Objective >>
Output the full listing below exactly as it reads, and skip anything that is a picture.

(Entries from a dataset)

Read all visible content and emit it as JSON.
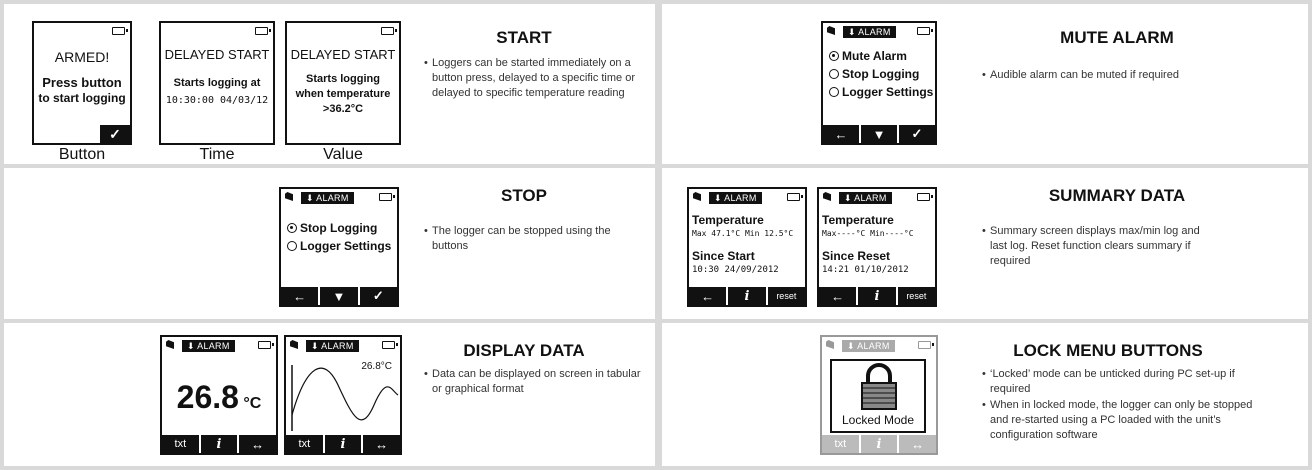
{
  "start": {
    "title": "START",
    "bullets": [
      "Loggers can be started immediately on a button press, delayed to a specific time or delayed to specific temperature reading"
    ],
    "screens": [
      {
        "line1": "ARMED!",
        "line2": "Press button",
        "line3": "to start logging",
        "softkey": "✓",
        "label": "Button"
      },
      {
        "line1": "DELAYED START",
        "line2": "Starts logging at",
        "line3": "10:30:00  04/03/12",
        "label": "Time"
      },
      {
        "line1": "DELAYED START",
        "line2": "Starts logging",
        "line3": "when temperature",
        "line4": ">36.2°C",
        "label": "Value"
      }
    ]
  },
  "mute": {
    "title": "MUTE ALARM",
    "bullets": [
      "Audible alarm can be muted if required"
    ],
    "alarm_badge": "⬇ ALARM",
    "options": [
      "Mute Alarm",
      "Stop Logging",
      "Logger Settings"
    ],
    "softkeys": [
      "←",
      "▼",
      "✓"
    ]
  },
  "stop": {
    "title": "STOP",
    "bullets": [
      "The logger can be stopped using the buttons"
    ],
    "alarm_badge": "⬇ ALARM",
    "options": [
      "Stop Logging",
      "Logger Settings"
    ],
    "softkeys": [
      "←",
      "▼",
      "✓"
    ]
  },
  "summary": {
    "title": "SUMMARY DATA",
    "bullets": [
      "Summary screen displays max/min log and last log. Reset function clears summary if required"
    ],
    "alarm_badge": "⬇ ALARM",
    "screens": [
      {
        "heading": "Temperature",
        "stats": "Max 47.1°C  Min 12.5°C",
        "sub_heading": "Since Start",
        "date": "10:30  24/09/2012"
      },
      {
        "heading": "Temperature",
        "stats": "Max----°C  Min----°C",
        "sub_heading": "Since Reset",
        "date": "14:21  01/10/2012"
      }
    ],
    "softkeys": [
      "←",
      "i",
      "reset"
    ]
  },
  "display": {
    "title": "DISPLAY DATA",
    "bullets": [
      "Data can be displayed on screen in tabular or graphical format"
    ],
    "alarm_badge": "⬇ ALARM",
    "big_value": "26.8",
    "big_unit": "°C",
    "graph_value": "26.8°C",
    "softkeys": [
      "txt",
      "i",
      "↔"
    ]
  },
  "lock": {
    "title": "LOCK MENU BUTTONS",
    "bullets": [
      "‘Locked’ mode can be unticked during PC set-up if required",
      "When in locked mode, the logger can only be stopped and re-started using  a PC loaded with the unit’s configuration software"
    ],
    "alarm_badge": "⬇ ALARM",
    "locked_label": "Locked Mode",
    "softkeys": [
      "txt",
      "i",
      "↔"
    ]
  }
}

Full solution >>
Read all visible content and emit it as JSON.
{
  "start": {
    "title": "START",
    "bullets": [
      "Loggers can be started immediately on a button press, delayed to a specific time or delayed to specific temperature reading"
    ],
    "screens": [
      {
        "line1": "ARMED!",
        "line2": "Press button",
        "line3": "to start logging",
        "softkey": "✓",
        "label": "Button"
      },
      {
        "line1": "DELAYED START",
        "line2": "Starts logging at",
        "line3": "10:30:00  04/03/12",
        "label": "Time"
      },
      {
        "line1": "DELAYED START",
        "line2": "Starts logging",
        "line3": "when temperature",
        "line4": ">36.2°C",
        "label": "Value"
      }
    ]
  },
  "mute": {
    "title": "MUTE ALARM",
    "bullets": [
      "Audible alarm can be muted if required"
    ],
    "alarm_badge": "⬇ ALARM",
    "options": [
      "Mute Alarm",
      "Stop Logging",
      "Logger Settings"
    ],
    "softkeys": [
      "←",
      "▼",
      "✓"
    ]
  },
  "stop": {
    "title": "STOP",
    "bullets": [
      "The logger can be stopped using the buttons"
    ],
    "alarm_badge": "⬇ ALARM",
    "options": [
      "Stop Logging",
      "Logger Settings"
    ],
    "softkeys": [
      "←",
      "▼",
      "✓"
    ]
  },
  "summary": {
    "title": "SUMMARY DATA",
    "bullets": [
      "Summary screen displays max/min log and last log. Reset function clears summary if required"
    ],
    "alarm_badge": "⬇ ALARM",
    "screens": [
      {
        "heading": "Temperature",
        "stats": "Max 47.1°C  Min 12.5°C",
        "sub_heading": "Since Start",
        "date": "10:30  24/09/2012"
      },
      {
        "heading": "Temperature",
        "stats": "Max----°C  Min----°C",
        "sub_heading": "Since Reset",
        "date": "14:21  01/10/2012"
      }
    ],
    "softkeys": [
      "←",
      "i",
      "reset"
    ]
  },
  "display": {
    "title": "DISPLAY DATA",
    "bullets": [
      "Data can be displayed on screen in tabular or graphical format"
    ],
    "alarm_badge": "⬇ ALARM",
    "big_value": "26.8",
    "big_unit": "°C",
    "graph_value": "26.8°C",
    "softkeys": [
      "txt",
      "i",
      "↔"
    ]
  },
  "lock": {
    "title": "LOCK MENU BUTTONS",
    "bullets": [
      "‘Locked’ mode can be unticked during PC set-up if required",
      "When in locked mode, the logger can only be stopped and re-started using  a PC loaded with the unit’s configuration software"
    ],
    "alarm_badge": "⬇ ALARM",
    "locked_label": "Locked Mode",
    "softkeys": [
      "txt",
      "i",
      "↔"
    ]
  }
}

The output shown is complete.